▶ **Data in this exercise**:
- - -

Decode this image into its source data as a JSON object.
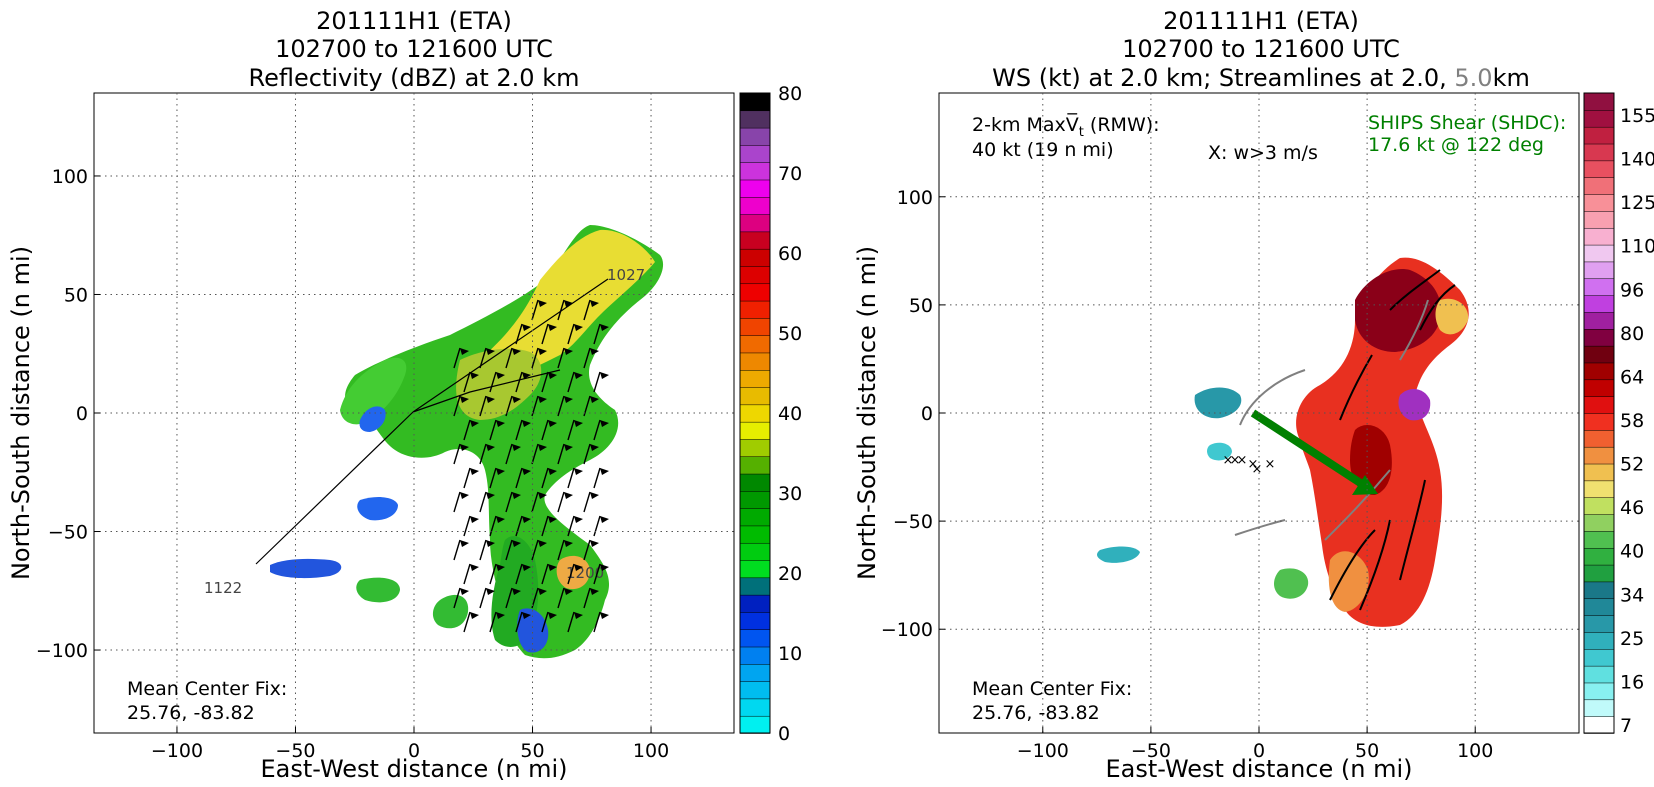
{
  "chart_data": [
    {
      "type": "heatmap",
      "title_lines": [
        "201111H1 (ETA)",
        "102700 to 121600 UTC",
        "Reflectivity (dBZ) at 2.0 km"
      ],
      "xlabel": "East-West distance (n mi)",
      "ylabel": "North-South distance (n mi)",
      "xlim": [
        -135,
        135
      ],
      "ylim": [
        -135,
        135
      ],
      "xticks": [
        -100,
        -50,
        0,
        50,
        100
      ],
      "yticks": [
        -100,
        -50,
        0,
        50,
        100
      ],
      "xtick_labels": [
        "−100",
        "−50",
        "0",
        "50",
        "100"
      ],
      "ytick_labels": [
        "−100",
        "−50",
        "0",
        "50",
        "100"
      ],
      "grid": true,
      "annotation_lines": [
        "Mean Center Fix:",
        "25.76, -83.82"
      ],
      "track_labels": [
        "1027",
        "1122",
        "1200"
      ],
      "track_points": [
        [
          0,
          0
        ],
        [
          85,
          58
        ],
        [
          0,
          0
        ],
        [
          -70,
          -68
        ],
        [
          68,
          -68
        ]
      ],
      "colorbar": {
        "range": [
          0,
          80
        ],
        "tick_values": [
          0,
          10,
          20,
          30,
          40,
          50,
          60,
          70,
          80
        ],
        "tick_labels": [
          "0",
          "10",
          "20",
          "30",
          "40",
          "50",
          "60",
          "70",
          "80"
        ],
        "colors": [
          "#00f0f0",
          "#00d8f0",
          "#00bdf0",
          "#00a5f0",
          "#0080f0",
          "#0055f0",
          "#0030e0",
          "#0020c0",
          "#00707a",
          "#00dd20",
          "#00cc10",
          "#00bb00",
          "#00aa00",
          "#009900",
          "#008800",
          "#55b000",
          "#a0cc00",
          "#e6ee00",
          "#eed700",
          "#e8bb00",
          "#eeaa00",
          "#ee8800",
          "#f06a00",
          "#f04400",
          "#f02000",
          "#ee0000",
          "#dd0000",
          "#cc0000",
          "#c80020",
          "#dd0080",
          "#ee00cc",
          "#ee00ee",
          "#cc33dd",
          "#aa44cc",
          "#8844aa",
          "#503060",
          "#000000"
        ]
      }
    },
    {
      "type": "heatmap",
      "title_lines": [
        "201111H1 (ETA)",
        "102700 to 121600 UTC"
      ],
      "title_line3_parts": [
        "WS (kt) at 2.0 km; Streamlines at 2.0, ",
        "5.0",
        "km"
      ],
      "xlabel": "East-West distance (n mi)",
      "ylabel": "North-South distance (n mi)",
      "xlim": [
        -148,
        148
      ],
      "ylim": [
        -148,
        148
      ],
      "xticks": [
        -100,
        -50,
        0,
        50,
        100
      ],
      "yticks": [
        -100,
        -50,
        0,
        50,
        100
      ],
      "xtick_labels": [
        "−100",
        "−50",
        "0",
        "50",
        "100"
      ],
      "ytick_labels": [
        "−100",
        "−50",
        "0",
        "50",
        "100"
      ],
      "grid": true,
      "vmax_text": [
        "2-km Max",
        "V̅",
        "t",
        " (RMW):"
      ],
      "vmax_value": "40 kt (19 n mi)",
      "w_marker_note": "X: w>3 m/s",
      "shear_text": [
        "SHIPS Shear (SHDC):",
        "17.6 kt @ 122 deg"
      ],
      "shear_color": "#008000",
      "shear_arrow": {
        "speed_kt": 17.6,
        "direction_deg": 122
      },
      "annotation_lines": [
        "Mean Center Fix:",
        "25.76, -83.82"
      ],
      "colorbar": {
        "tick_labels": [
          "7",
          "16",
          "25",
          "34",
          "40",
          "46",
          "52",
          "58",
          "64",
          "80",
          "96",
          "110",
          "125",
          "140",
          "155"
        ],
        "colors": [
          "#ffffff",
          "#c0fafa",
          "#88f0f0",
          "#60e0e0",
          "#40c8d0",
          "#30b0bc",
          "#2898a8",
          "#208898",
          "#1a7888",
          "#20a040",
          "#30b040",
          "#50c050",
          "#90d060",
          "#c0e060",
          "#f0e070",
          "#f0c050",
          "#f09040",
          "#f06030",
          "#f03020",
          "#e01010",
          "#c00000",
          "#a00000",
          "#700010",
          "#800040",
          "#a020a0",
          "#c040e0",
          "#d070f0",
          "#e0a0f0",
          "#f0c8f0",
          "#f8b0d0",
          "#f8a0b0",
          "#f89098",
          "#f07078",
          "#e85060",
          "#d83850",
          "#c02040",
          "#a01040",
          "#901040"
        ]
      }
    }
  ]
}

- - -

▶ **Stated goal**: Retype everything in the material word for word, minus pictures.

▶ **Task output**:
Decode this image into its source data as a JSON object.
{
  "chart_data": [
    {
      "type": "heatmap",
      "title_lines": [
        "201111H1 (ETA)",
        "102700 to 121600 UTC",
        "Reflectivity (dBZ) at 2.0 km"
      ],
      "xlabel": "East-West distance (n mi)",
      "ylabel": "North-South distance (n mi)",
      "xlim": [
        -135,
        135
      ],
      "ylim": [
        -135,
        135
      ],
      "xticks": [
        -100,
        -50,
        0,
        50,
        100
      ],
      "yticks": [
        -100,
        -50,
        0,
        50,
        100
      ],
      "xtick_labels": [
        "−100",
        "−50",
        "0",
        "50",
        "100"
      ],
      "ytick_labels": [
        "−100",
        "−50",
        "0",
        "50",
        "100"
      ],
      "grid": true,
      "annotation_lines": [
        "Mean Center Fix:",
        "25.76, -83.82"
      ],
      "track_labels": [
        "1027",
        "1122",
        "1200"
      ],
      "track_points": [
        [
          0,
          0
        ],
        [
          85,
          58
        ],
        [
          0,
          0
        ],
        [
          -70,
          -68
        ],
        [
          68,
          -68
        ]
      ],
      "colorbar": {
        "range": [
          0,
          80
        ],
        "tick_values": [
          0,
          10,
          20,
          30,
          40,
          50,
          60,
          70,
          80
        ],
        "tick_labels": [
          "0",
          "10",
          "20",
          "30",
          "40",
          "50",
          "60",
          "70",
          "80"
        ],
        "colors": [
          "#00f0f0",
          "#00d8f0",
          "#00bdf0",
          "#00a5f0",
          "#0080f0",
          "#0055f0",
          "#0030e0",
          "#0020c0",
          "#00707a",
          "#00dd20",
          "#00cc10",
          "#00bb00",
          "#00aa00",
          "#009900",
          "#008800",
          "#55b000",
          "#a0cc00",
          "#e6ee00",
          "#eed700",
          "#e8bb00",
          "#eeaa00",
          "#ee8800",
          "#f06a00",
          "#f04400",
          "#f02000",
          "#ee0000",
          "#dd0000",
          "#cc0000",
          "#c80020",
          "#dd0080",
          "#ee00cc",
          "#ee00ee",
          "#cc33dd",
          "#aa44cc",
          "#8844aa",
          "#503060",
          "#000000"
        ]
      }
    },
    {
      "type": "heatmap",
      "title_lines": [
        "201111H1 (ETA)",
        "102700 to 121600 UTC"
      ],
      "title_line3_parts": [
        "WS (kt) at 2.0 km; Streamlines at 2.0, ",
        "5.0",
        "km"
      ],
      "xlabel": "East-West distance (n mi)",
      "ylabel": "North-South distance (n mi)",
      "xlim": [
        -148,
        148
      ],
      "ylim": [
        -148,
        148
      ],
      "xticks": [
        -100,
        -50,
        0,
        50,
        100
      ],
      "yticks": [
        -100,
        -50,
        0,
        50,
        100
      ],
      "xtick_labels": [
        "−100",
        "−50",
        "0",
        "50",
        "100"
      ],
      "ytick_labels": [
        "−100",
        "−50",
        "0",
        "50",
        "100"
      ],
      "grid": true,
      "vmax_text": [
        "2-km Max",
        "V̅",
        "t",
        " (RMW):"
      ],
      "vmax_value": "40 kt (19 n mi)",
      "w_marker_note": "X: w>3 m/s",
      "shear_text": [
        "SHIPS Shear (SHDC):",
        "17.6 kt @ 122 deg"
      ],
      "shear_color": "#008000",
      "shear_arrow": {
        "speed_kt": 17.6,
        "direction_deg": 122
      },
      "annotation_lines": [
        "Mean Center Fix:",
        "25.76, -83.82"
      ],
      "colorbar": {
        "tick_labels": [
          "7",
          "16",
          "25",
          "34",
          "40",
          "46",
          "52",
          "58",
          "64",
          "80",
          "96",
          "110",
          "125",
          "140",
          "155"
        ],
        "colors": [
          "#ffffff",
          "#c0fafa",
          "#88f0f0",
          "#60e0e0",
          "#40c8d0",
          "#30b0bc",
          "#2898a8",
          "#208898",
          "#1a7888",
          "#20a040",
          "#30b040",
          "#50c050",
          "#90d060",
          "#c0e060",
          "#f0e070",
          "#f0c050",
          "#f09040",
          "#f06030",
          "#f03020",
          "#e01010",
          "#c00000",
          "#a00000",
          "#700010",
          "#800040",
          "#a020a0",
          "#c040e0",
          "#d070f0",
          "#e0a0f0",
          "#f0c8f0",
          "#f8b0d0",
          "#f8a0b0",
          "#f89098",
          "#f07078",
          "#e85060",
          "#d83850",
          "#c02040",
          "#a01040",
          "#901040"
        ]
      }
    }
  ]
}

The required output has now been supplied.